** START OF RECORDS FOR THE EXERCISE **
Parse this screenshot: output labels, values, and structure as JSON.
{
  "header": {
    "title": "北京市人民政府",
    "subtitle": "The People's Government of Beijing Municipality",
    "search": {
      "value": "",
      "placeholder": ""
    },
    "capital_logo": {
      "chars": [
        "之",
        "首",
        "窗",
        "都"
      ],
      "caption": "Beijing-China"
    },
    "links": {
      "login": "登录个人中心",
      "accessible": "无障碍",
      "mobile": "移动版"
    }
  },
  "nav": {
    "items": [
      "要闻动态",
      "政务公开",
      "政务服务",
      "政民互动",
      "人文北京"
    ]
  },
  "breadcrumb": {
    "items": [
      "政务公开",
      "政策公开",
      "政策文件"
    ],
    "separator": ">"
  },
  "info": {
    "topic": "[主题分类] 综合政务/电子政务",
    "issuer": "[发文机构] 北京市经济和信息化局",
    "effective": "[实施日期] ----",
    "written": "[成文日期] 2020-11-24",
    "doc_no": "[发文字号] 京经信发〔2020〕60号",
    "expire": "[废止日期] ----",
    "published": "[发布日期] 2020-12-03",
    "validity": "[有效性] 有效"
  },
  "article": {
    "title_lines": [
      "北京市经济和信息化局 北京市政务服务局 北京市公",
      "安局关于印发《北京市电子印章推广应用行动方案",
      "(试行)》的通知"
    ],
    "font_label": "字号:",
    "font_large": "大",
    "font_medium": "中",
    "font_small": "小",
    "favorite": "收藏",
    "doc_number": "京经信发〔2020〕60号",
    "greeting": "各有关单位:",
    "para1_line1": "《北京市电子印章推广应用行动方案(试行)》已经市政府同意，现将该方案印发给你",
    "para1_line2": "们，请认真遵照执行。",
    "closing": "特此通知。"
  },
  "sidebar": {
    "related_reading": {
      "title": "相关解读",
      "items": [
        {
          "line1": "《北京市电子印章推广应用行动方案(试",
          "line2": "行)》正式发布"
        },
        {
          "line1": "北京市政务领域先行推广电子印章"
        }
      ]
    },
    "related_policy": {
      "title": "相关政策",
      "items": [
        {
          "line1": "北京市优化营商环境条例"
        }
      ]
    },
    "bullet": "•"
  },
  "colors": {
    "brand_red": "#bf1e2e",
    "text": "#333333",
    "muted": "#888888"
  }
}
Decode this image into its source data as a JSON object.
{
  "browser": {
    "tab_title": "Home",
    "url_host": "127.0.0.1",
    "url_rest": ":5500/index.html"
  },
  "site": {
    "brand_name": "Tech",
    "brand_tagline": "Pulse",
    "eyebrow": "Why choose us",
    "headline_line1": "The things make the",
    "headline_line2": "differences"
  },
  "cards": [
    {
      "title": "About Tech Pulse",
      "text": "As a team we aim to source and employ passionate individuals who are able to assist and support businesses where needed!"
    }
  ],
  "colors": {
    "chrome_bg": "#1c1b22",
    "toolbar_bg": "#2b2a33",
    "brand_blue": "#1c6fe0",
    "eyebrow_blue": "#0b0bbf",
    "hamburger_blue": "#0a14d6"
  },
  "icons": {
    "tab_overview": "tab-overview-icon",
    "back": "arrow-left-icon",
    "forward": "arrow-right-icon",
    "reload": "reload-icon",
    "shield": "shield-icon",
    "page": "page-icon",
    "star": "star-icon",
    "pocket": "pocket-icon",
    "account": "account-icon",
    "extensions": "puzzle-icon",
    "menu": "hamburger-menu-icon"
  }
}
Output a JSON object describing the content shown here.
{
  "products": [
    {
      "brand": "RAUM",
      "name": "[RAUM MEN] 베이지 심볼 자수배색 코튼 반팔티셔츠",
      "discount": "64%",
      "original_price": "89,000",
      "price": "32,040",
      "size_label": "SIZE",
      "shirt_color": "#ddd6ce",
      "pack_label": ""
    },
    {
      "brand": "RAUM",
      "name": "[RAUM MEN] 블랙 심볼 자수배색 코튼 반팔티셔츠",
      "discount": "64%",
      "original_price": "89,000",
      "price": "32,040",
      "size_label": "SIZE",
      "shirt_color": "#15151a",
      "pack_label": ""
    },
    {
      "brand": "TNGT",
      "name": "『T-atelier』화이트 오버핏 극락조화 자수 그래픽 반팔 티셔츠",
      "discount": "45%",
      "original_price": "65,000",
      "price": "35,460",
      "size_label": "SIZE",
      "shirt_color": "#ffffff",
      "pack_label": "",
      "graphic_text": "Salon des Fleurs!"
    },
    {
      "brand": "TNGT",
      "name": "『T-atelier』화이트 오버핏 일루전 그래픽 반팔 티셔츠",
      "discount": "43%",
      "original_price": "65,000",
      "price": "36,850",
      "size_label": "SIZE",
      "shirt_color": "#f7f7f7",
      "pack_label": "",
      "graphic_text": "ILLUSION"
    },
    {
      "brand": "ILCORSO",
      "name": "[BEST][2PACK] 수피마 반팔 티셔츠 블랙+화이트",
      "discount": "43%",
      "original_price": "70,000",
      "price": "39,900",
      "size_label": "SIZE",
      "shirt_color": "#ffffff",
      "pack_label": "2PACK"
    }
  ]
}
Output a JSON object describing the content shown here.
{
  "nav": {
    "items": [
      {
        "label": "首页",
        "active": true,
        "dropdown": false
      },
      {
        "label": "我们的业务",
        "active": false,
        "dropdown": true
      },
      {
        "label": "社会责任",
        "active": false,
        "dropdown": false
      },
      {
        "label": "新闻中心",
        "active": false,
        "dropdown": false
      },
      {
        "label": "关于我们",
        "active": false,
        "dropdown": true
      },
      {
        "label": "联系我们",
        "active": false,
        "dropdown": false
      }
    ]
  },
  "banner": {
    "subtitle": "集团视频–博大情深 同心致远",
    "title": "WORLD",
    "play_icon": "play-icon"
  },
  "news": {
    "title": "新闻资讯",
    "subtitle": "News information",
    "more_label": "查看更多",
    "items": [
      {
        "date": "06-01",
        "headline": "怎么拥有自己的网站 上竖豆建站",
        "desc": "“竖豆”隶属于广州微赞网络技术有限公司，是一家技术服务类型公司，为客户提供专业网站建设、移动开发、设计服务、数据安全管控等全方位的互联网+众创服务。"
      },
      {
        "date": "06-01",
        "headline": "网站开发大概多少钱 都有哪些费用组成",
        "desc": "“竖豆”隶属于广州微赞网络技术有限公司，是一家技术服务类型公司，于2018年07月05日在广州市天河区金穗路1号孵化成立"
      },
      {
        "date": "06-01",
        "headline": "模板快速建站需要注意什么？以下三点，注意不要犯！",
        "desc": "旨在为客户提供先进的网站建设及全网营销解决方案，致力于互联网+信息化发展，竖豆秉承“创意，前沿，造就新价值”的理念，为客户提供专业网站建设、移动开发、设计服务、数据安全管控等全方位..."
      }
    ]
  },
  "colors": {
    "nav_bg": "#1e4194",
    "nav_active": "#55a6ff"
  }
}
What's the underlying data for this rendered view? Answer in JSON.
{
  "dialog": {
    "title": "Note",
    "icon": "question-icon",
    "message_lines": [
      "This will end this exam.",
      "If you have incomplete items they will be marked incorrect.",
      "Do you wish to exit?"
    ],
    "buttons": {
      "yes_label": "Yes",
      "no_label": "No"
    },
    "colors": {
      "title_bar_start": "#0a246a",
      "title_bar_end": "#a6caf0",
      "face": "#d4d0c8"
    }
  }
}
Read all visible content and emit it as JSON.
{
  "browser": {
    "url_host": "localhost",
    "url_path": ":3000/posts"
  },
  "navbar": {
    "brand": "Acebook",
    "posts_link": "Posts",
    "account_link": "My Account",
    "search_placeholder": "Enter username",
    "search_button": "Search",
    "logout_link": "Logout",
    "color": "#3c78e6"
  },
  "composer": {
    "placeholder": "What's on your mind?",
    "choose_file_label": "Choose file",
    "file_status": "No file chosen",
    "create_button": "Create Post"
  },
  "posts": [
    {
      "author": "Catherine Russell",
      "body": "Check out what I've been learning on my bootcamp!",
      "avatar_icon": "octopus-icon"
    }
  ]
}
** END OF RECORDS FOR THE EXERCISE **
Copy every line of the listing containing the string "Pulse".

**WRITTEN ANSWER:**
    "brand_tagline": "Pulse",
      "title": "About Tech Pulse",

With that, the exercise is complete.